Scan the listing below and copy every line holding "Nevada".

*-*-*

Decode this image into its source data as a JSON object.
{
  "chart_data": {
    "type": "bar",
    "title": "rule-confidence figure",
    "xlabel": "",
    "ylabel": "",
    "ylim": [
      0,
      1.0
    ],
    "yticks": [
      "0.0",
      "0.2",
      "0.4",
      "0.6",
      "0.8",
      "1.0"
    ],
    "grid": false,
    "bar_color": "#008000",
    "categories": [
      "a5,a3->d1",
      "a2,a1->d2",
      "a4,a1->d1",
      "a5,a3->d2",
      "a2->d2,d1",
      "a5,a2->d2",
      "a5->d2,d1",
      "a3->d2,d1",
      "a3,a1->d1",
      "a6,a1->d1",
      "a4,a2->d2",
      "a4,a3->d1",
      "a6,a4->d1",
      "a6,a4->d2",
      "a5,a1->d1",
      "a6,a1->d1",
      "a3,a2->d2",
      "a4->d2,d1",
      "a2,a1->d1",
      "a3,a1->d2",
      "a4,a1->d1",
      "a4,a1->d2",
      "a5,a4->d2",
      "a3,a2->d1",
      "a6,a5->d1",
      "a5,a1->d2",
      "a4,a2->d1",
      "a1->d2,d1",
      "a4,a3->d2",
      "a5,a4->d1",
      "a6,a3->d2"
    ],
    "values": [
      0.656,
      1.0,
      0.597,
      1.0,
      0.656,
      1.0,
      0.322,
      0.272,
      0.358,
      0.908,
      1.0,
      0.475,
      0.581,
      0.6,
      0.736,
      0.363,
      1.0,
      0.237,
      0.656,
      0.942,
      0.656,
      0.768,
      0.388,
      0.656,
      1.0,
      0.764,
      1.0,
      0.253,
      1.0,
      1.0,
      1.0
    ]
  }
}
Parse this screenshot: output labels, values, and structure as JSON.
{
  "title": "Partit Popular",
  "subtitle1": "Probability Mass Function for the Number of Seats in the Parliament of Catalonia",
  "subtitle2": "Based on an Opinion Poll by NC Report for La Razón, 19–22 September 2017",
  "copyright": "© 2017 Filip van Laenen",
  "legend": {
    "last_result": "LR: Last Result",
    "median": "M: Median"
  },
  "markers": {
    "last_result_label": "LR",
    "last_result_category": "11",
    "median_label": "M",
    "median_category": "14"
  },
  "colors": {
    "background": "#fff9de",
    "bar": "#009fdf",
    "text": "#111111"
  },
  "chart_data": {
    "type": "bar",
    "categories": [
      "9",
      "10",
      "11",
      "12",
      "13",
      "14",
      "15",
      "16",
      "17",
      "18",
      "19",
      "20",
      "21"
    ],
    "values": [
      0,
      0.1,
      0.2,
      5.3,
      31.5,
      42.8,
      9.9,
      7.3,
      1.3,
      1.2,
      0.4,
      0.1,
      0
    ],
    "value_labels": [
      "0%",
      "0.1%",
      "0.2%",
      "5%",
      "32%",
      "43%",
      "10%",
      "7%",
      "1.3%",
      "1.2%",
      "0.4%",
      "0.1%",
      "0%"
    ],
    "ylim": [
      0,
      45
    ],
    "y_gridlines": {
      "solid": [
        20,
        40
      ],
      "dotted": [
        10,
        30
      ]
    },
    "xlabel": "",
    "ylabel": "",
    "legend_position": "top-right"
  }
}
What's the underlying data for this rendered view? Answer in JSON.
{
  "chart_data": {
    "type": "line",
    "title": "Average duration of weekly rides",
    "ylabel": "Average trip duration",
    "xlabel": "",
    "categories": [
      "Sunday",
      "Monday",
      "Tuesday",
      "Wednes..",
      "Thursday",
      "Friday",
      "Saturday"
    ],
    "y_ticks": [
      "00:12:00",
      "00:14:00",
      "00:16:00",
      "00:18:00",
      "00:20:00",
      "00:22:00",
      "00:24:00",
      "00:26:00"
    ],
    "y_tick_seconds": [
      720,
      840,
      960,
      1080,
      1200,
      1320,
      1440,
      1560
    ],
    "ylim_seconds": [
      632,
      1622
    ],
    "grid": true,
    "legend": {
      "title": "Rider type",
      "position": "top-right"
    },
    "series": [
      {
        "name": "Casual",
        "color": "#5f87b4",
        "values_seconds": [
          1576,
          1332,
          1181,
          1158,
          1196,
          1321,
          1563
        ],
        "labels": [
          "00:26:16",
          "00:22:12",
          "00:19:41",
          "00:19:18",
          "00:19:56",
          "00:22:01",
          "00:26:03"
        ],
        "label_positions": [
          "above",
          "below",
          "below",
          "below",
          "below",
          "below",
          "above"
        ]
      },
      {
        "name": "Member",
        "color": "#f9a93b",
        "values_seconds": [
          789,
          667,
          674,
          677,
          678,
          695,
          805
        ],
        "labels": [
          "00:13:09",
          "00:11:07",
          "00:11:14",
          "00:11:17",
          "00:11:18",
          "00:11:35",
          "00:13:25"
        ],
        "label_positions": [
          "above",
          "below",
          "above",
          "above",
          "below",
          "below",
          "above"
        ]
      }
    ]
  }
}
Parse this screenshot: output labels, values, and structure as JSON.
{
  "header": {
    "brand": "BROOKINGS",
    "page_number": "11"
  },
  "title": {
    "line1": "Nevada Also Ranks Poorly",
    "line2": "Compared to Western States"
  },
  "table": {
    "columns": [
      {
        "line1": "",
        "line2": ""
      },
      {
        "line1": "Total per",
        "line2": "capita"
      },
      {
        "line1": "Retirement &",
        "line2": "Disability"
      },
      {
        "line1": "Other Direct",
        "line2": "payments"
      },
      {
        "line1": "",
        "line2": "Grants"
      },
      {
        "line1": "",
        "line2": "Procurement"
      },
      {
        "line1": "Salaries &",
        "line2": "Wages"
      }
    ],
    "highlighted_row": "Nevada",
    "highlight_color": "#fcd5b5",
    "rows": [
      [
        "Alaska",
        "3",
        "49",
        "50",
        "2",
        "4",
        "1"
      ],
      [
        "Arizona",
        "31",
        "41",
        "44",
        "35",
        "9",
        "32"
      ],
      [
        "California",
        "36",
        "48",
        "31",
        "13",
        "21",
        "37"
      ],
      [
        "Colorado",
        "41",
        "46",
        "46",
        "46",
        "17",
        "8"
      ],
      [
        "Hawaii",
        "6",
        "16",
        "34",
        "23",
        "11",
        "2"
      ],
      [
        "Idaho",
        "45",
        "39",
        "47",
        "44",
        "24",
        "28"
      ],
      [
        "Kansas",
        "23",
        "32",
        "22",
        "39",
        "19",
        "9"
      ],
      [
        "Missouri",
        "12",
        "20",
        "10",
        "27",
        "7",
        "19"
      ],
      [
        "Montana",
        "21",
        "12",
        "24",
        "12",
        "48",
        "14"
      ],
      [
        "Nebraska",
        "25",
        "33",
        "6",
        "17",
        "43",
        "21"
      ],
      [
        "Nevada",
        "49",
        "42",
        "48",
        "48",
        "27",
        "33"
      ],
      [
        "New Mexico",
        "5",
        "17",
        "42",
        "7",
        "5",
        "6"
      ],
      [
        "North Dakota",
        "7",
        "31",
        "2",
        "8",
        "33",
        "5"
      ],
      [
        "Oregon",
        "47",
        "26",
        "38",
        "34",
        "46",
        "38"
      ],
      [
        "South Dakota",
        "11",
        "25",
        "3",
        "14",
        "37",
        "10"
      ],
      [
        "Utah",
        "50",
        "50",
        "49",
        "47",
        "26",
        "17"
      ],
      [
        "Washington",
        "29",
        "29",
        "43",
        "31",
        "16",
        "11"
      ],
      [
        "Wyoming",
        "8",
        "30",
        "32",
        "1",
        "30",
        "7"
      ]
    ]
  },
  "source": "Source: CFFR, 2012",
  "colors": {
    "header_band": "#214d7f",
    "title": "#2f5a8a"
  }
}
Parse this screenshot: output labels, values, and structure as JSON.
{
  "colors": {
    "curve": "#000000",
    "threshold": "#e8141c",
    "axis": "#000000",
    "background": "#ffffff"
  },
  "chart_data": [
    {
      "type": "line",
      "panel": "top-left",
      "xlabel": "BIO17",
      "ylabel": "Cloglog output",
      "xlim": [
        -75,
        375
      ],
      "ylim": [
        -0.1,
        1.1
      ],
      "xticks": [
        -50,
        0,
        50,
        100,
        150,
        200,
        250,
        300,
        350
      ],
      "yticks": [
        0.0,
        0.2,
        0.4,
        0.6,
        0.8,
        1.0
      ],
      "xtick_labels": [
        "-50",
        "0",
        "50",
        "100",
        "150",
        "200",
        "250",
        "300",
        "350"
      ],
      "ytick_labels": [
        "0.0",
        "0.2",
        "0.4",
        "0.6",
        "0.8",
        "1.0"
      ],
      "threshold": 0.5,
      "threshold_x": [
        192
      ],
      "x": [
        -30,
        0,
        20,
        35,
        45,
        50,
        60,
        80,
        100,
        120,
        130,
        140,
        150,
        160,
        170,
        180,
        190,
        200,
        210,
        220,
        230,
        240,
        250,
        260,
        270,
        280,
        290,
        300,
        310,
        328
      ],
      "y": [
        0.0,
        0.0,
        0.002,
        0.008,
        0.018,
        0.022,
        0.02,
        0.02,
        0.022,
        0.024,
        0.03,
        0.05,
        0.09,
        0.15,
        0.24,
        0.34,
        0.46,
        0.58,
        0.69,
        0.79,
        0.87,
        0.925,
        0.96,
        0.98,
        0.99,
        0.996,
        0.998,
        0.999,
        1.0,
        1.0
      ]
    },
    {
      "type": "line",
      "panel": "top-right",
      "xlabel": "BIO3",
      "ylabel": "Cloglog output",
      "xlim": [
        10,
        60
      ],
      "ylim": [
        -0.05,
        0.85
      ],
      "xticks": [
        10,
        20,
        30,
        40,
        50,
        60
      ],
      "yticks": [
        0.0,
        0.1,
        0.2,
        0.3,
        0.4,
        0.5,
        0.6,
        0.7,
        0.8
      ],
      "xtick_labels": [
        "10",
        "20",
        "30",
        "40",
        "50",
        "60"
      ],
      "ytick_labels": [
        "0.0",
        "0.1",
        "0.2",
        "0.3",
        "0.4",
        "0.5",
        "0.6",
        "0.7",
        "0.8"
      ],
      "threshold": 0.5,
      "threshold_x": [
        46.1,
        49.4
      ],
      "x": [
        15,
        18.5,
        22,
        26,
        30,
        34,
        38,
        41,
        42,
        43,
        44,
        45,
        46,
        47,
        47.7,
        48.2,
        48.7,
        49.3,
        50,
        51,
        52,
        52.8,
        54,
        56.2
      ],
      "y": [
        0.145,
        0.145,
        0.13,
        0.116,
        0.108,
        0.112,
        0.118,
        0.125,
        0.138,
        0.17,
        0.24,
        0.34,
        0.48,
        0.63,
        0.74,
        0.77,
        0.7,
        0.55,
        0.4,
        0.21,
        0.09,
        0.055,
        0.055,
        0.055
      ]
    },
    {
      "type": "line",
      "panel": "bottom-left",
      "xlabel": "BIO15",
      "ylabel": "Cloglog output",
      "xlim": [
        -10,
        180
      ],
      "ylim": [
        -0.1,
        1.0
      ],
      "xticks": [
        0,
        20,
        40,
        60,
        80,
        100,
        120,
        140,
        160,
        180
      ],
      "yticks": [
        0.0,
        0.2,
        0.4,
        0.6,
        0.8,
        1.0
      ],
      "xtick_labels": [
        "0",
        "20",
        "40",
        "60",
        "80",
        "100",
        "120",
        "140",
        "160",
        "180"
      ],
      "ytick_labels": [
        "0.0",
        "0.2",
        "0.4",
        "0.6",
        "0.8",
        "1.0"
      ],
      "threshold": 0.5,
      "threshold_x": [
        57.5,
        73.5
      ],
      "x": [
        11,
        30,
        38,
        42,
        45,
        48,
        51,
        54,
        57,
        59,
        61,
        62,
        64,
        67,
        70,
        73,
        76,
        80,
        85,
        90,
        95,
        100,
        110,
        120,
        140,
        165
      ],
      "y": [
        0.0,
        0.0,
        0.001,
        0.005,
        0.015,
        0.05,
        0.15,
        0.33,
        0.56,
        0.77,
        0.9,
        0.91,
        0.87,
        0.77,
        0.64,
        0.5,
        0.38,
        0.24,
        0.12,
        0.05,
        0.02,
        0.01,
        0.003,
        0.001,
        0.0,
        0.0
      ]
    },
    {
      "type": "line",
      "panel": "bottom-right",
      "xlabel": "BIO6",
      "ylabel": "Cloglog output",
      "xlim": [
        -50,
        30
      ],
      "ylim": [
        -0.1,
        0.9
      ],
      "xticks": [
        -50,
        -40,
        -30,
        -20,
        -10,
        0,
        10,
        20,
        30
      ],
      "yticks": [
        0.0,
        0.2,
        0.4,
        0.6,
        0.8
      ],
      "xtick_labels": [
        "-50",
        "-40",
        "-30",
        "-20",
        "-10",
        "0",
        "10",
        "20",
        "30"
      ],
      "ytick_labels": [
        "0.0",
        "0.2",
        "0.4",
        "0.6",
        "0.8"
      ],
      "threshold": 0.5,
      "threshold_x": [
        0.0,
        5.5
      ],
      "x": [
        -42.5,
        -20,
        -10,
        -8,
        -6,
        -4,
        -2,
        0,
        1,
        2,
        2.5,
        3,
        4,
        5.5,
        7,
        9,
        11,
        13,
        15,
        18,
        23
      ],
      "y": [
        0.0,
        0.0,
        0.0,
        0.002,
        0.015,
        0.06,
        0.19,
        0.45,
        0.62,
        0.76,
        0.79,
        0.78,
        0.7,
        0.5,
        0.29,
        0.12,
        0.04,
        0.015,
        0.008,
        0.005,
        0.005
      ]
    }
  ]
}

*-*-*

- [Solved exercise]:
    "line1": "Nevada Also Ranks Poorly",
    "highlighted_row": "Nevada",
        "Nevada",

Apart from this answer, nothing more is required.